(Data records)
-.-.-

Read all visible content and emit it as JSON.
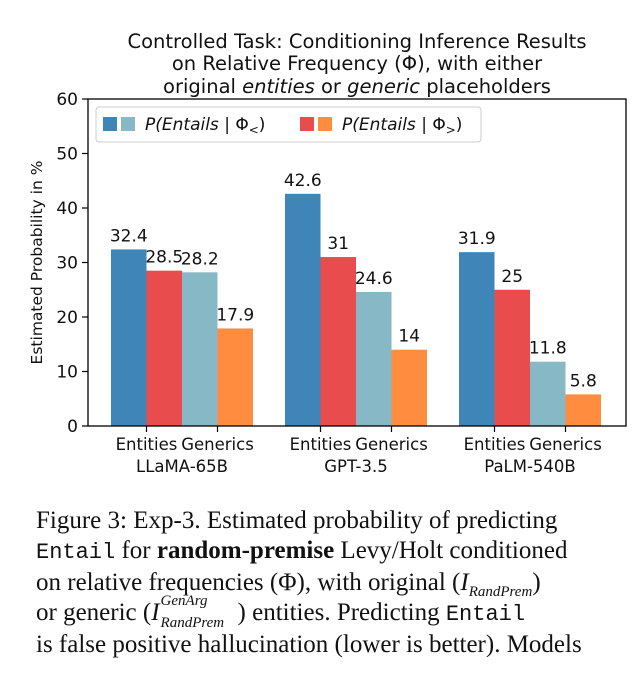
{
  "chart_data": {
    "type": "bar",
    "title_lines": [
      "Controlled Task: Conditioning Inference Results",
      "on Relative Frequency (Φ), with either",
      [
        "original ",
        "entities",
        " or ",
        "generic",
        " placeholders"
      ]
    ],
    "ylabel": "Estimated Probability in %",
    "ylim": [
      0,
      60
    ],
    "yticks": [
      0,
      10,
      20,
      30,
      40,
      50,
      60
    ],
    "groups": [
      "LLaMA-65B",
      "GPT-3.5",
      "PaLM-540B"
    ],
    "subgroups": [
      "Entities",
      "Generics"
    ],
    "legend": [
      {
        "label": "P(Entails | Φ<)",
        "colors": [
          "#3f85b8",
          "#86b8c6"
        ]
      },
      {
        "label": "P(Entails | Φ>)",
        "colors": [
          "#e84c4c",
          "#ff8c3f"
        ]
      }
    ],
    "bars": [
      {
        "group": "LLaMA-65B",
        "subgroup": "Entities",
        "condition": "Φ<",
        "value": 32.4,
        "label": "32.4",
        "color": "#3f85b8"
      },
      {
        "group": "LLaMA-65B",
        "subgroup": "Entities",
        "condition": "Φ>",
        "value": 28.5,
        "label": "28.5",
        "color": "#e84c4c"
      },
      {
        "group": "LLaMA-65B",
        "subgroup": "Generics",
        "condition": "Φ<",
        "value": 28.2,
        "label": "28.2",
        "color": "#86b8c6"
      },
      {
        "group": "LLaMA-65B",
        "subgroup": "Generics",
        "condition": "Φ>",
        "value": 17.9,
        "label": "17.9",
        "color": "#ff8c3f"
      },
      {
        "group": "GPT-3.5",
        "subgroup": "Entities",
        "condition": "Φ<",
        "value": 42.6,
        "label": "42.6",
        "color": "#3f85b8"
      },
      {
        "group": "GPT-3.5",
        "subgroup": "Entities",
        "condition": "Φ>",
        "value": 31,
        "label": "31",
        "color": "#e84c4c"
      },
      {
        "group": "GPT-3.5",
        "subgroup": "Generics",
        "condition": "Φ<",
        "value": 24.6,
        "label": "24.6",
        "color": "#86b8c6"
      },
      {
        "group": "GPT-3.5",
        "subgroup": "Generics",
        "condition": "Φ>",
        "value": 14,
        "label": "14",
        "color": "#ff8c3f"
      },
      {
        "group": "PaLM-540B",
        "subgroup": "Entities",
        "condition": "Φ<",
        "value": 31.9,
        "label": "31.9",
        "color": "#3f85b8"
      },
      {
        "group": "PaLM-540B",
        "subgroup": "Entities",
        "condition": "Φ>",
        "value": 25,
        "label": "25",
        "color": "#e84c4c"
      },
      {
        "group": "PaLM-540B",
        "subgroup": "Generics",
        "condition": "Φ<",
        "value": 11.8,
        "label": "11.8",
        "color": "#86b8c6"
      },
      {
        "group": "PaLM-540B",
        "subgroup": "Generics",
        "condition": "Φ>",
        "value": 5.8,
        "label": "5.8",
        "color": "#ff8c3f"
      }
    ],
    "legend_placement": "top-left",
    "grid": false
  },
  "caption": {
    "figure_label": "Figure 3:",
    "text_1": " Exp-3. Estimated probability of predicting",
    "entail_1": "Entail",
    "text_2": " for ",
    "bold": "random-premise",
    "text_3": " Levy/Holt conditioned",
    "text_4": "on relative frequencies (Φ), with original (",
    "math_I": "I",
    "sub_randprem": "RandPrem",
    "text_5": ")",
    "text_6": "or generic (",
    "sup_genarg": "GenArg",
    "text_7": ") entities.  Predicting ",
    "entail_2": "Entail",
    "text_8": "is false positive hallucination (lower is better). Models"
  }
}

-.-.-

Written problem: Count all lines of the data that include "value". The answer is the number alone.

Result for this task: 12